Page excerpt:
4. Termination Following a Change in Control. If any of the events
described in Section 3 hereof constituting a change in control of the Company
shall have occurred, you shall be entitled to the benefits provided in Section 5
hereof upon the termination of your employment with the Company within
twenty-four (24) months after such events, unless such termination is (a)
because of your death, or (b) by reason of Disability or Retirement.
(i) Disability. Termination by the company of your
employment based on "Disability" shall mean termination because of your
absence from your duties with the Company on a full time basis for one
hundred twenty (120) consecutive days as a result of your incapacity due
to physical or mental illness, unless within thirty (30) days after
Notice of Termination (as hereinafter defined) is given to you following
such absence you shall have returned to the full time performance of
your duties.
(ii) Retirement. Termination by you or by the Company of your
employment based on "Retirement" shall mean termination on or after your
normal retirement date as defined in the Company's Pension Plan (or any
successor or substitute plan or plans of the Company put into effect
prior to a change in control) (the "Pension Plan").
(iii) Notice of Termination. Any purported termination by the
Company or by you following a change in control shall be communicated by
written Notice of Termination to the other party hereto. For purposes of
this Agreement, a "Notice of Termination" shall mean a notice which
shall indicate the specific termination provision in this Agreement
relied upon.
(iv) Date of Termination. "Date of Termination" following a
change in control shall mean (a) if your employment is to be terminated
for Disability, thirty (30) days after Notice of Termination is given
(provided that you shall not have returned to the performance of your
duties on a full-time basis during such thirty (30) day period), (b) if
your employment is to be terminated by you to the date specified in the
Notice of Termination, or (c) if your employment is to be terminated by
the Company, the date specified in the Notice of Termination, which in
no event shall be a date earlier than ninety (90) days after the date on
which a Notice of Termination is given, unless an earlier date has been
expressly agreed to by you in writing either in advance of, or after,
receiving such Notice of Termination.
5. Compensation Upon Termination or During Disability; other
Agreements.
(i) During any period following a change in control of the
Company that you fail to perform your duties as a result of incapacity
due to physical or mental illness, you shall continue to receive your
salary at the rate then in effect and any benefits or awards under any
Plans shall continue to accrue during such period, to the extent not
inconsistent with such Plans, until your employment is terminated
pursuant to and in accordance with paragraphs 4(i) and 4 (iii) hereof.
Thereafter, your benefits shall be determined in accordance with the
Plans then in effect.
(ii) Subject to Section 8 hereof, if, within twenty-four (24)

Record excerpts:
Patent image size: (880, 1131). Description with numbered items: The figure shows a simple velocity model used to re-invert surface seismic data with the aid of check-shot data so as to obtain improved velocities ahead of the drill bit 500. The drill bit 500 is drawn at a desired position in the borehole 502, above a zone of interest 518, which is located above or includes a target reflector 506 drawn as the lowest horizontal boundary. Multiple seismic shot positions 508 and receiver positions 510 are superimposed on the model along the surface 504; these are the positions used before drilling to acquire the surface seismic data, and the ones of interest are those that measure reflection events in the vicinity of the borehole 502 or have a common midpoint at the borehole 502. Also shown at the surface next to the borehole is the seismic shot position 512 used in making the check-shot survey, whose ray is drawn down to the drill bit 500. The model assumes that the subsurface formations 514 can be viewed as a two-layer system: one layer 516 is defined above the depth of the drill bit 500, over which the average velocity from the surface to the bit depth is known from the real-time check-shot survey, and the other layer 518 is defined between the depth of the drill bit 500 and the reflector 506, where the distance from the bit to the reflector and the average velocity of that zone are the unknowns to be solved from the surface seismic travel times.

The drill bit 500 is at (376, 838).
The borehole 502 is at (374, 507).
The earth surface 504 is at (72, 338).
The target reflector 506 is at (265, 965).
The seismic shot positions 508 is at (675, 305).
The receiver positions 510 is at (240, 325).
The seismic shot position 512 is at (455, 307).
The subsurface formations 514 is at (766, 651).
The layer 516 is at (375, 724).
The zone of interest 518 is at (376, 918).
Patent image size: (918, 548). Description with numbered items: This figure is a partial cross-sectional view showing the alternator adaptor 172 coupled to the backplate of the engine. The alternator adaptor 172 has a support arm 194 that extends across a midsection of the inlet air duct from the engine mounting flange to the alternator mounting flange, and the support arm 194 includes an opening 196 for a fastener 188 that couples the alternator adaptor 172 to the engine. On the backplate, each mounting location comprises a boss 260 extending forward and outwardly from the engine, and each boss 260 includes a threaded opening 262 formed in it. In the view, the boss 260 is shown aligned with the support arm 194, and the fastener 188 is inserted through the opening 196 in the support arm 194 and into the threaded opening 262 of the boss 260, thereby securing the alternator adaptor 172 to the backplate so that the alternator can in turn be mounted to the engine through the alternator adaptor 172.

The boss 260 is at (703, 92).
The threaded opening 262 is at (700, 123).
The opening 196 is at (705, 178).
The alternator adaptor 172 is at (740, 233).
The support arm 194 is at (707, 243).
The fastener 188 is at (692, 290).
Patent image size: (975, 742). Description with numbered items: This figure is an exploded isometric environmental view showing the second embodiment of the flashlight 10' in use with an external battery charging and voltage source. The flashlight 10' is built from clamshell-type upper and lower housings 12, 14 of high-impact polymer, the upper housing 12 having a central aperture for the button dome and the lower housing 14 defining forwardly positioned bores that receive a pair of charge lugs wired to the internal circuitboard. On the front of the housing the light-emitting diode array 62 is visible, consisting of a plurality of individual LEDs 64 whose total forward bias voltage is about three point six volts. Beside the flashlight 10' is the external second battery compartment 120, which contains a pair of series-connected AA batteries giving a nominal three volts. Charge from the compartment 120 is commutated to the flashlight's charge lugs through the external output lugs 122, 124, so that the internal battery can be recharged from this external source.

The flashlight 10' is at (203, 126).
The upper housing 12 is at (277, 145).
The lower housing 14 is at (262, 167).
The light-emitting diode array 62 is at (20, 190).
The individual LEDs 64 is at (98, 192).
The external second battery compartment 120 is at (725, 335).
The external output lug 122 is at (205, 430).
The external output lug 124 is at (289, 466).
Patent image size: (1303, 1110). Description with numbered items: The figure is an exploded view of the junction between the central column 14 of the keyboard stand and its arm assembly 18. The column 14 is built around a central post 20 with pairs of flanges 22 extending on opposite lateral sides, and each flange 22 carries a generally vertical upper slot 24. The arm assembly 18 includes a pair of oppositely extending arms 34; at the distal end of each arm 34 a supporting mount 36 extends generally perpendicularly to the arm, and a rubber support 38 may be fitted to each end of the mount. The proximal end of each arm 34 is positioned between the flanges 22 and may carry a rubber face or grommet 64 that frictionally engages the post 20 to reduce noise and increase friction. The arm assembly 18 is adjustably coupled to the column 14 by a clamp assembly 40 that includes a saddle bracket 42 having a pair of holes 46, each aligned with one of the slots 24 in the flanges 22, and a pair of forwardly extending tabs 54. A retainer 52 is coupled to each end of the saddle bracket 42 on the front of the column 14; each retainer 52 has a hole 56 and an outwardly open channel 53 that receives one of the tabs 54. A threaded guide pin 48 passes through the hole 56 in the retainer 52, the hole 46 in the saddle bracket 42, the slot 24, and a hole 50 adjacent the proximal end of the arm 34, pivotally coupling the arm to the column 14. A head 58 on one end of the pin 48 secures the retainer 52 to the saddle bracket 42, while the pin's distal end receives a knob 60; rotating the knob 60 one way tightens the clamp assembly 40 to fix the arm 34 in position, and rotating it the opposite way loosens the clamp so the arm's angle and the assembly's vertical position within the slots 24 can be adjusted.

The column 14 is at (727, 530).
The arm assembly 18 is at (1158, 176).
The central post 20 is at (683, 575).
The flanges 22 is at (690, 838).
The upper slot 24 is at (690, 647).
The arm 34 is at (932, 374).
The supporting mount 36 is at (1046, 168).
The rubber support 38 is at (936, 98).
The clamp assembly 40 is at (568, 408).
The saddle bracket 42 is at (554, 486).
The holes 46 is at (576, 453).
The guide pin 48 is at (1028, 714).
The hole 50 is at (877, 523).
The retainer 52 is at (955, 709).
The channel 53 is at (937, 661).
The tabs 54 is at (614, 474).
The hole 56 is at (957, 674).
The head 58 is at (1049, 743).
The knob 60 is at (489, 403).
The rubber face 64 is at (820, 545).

Using the information:
**A.** Retype part of the change-in-control agreement, beginning at the words "(iii) Notice of" and stopping after "relied upon.".
**B.** According to the change-in-control agreement, what would keep a termination from counting as a termination for Disability even after a Notice of Termination has been given?
The records have no connection to the change-in-control agreement.

Results by task:
**A.**
(iii) Notice of Termination. Any purported termination by the
Company or by you following a change in control shall be communicated by
written Notice of Termination to the other party hereto. For purposes of
this Agreement, a "Notice of Termination" shall mean a notice which
shall indicate the specific termination provision in this Agreement
relied upon.

**B.** It would not count as a termination for Disability if you return to full-time performance of your duties within thirty (30) days after the Notice of Termination is given following your absence.